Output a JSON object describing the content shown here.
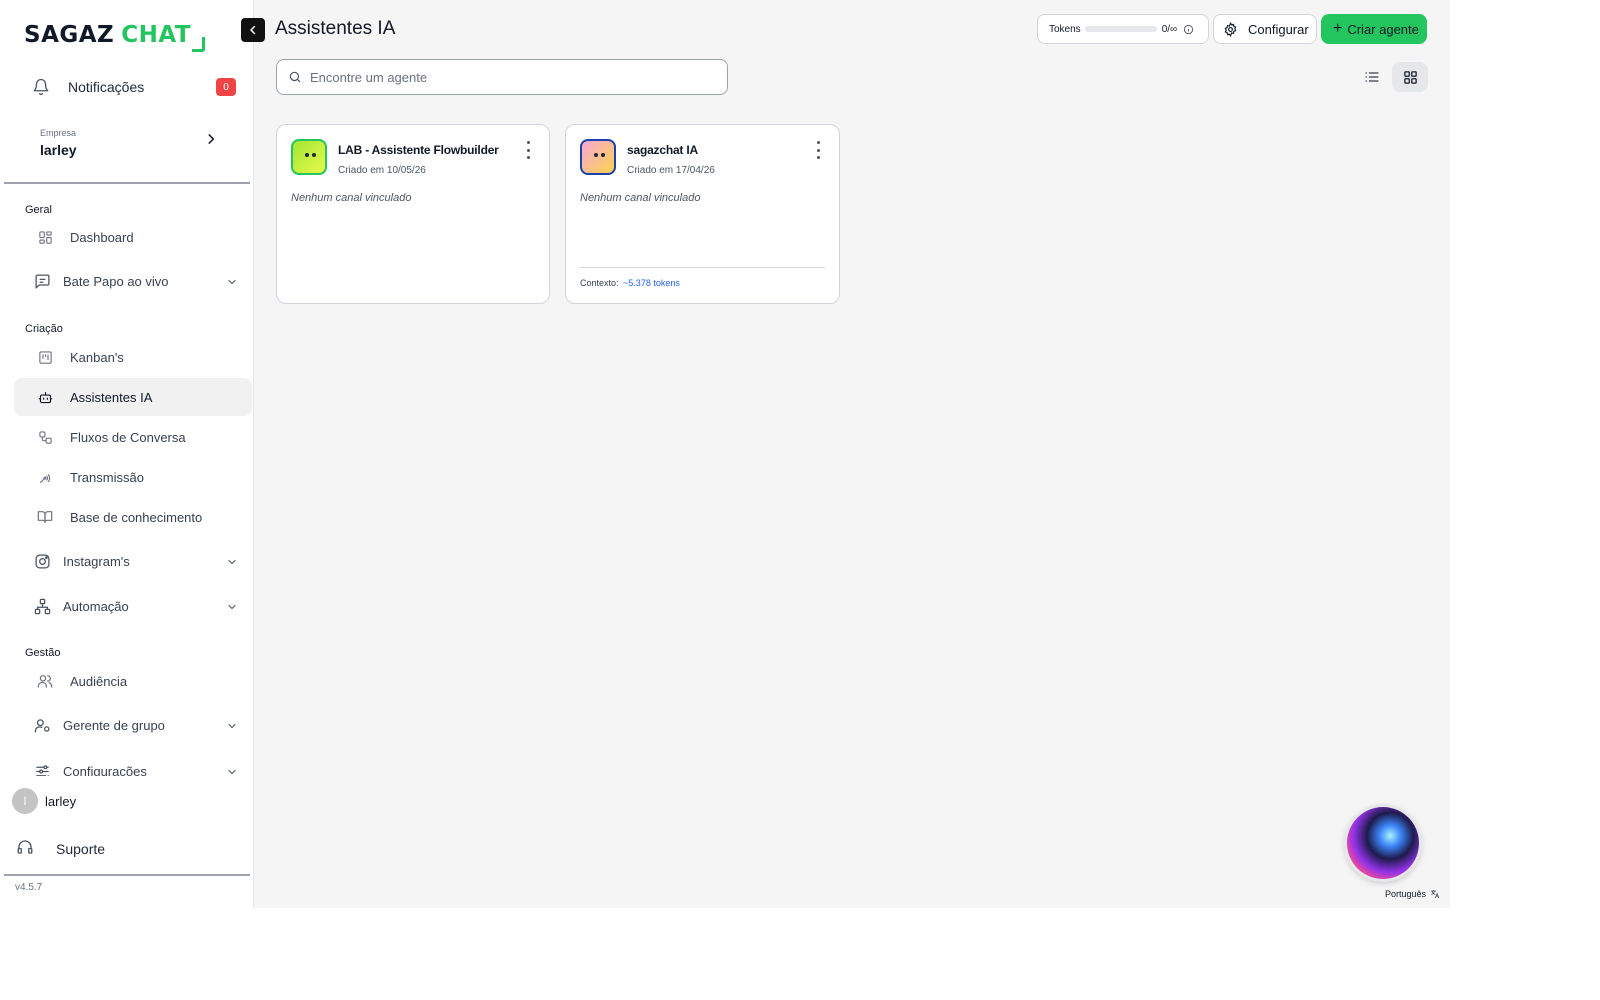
{
  "brand": {
    "part1": "SAGAZ",
    "part2": "CHAT",
    "accent": "#22c55e"
  },
  "sidebar": {
    "notifications": {
      "label": "Notificações",
      "count": "0"
    },
    "company": {
      "caption": "Empresa",
      "name": "larley"
    },
    "sections": {
      "geral": "Geral",
      "criacao": "Criação",
      "gestao": "Gestão"
    },
    "items": {
      "dashboard": "Dashboard",
      "bate_papo": "Bate Papo ao vivo",
      "kanbans": "Kanban's",
      "assistentes": "Assistentes IA",
      "fluxos": "Fluxos de Conversa",
      "transmissao": "Transmissão",
      "base": "Base de conhecimento",
      "instagram": "Instagram's",
      "automacao": "Automação",
      "audiencia": "Audiência",
      "gerente": "Gerente de grupo",
      "configuracoes": "Configurações"
    },
    "user": {
      "initial": "l",
      "name": "larley"
    },
    "support": "Suporte",
    "version": "v4.5.7"
  },
  "header": {
    "title": "Assistentes IA",
    "tokens": {
      "label": "Tokens",
      "value": "0/∞",
      "progress": 0
    },
    "config_label": "Configurar",
    "create_label": "Criar agente"
  },
  "search": {
    "placeholder": "Encontre um agente",
    "value": ""
  },
  "agents": [
    {
      "name": "LAB - Assistente Flowbuilder",
      "created": "Criado em 10/05/26",
      "channels": "Nenhum canal vinculado",
      "avatar_color": "#a3e635"
    },
    {
      "name": "sagazchat IA",
      "created": "Criado em 17/04/26",
      "channels": "Nenhum canal vinculado",
      "avatar_color": "#fbbf24",
      "context_label": "Contexto:",
      "context_value": "~5.378 tokens"
    }
  ],
  "language": "Português"
}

Problem requirements »
Looking at the entries above, say how many lines contain the word "created". Only the number is wanted.

Task result »
2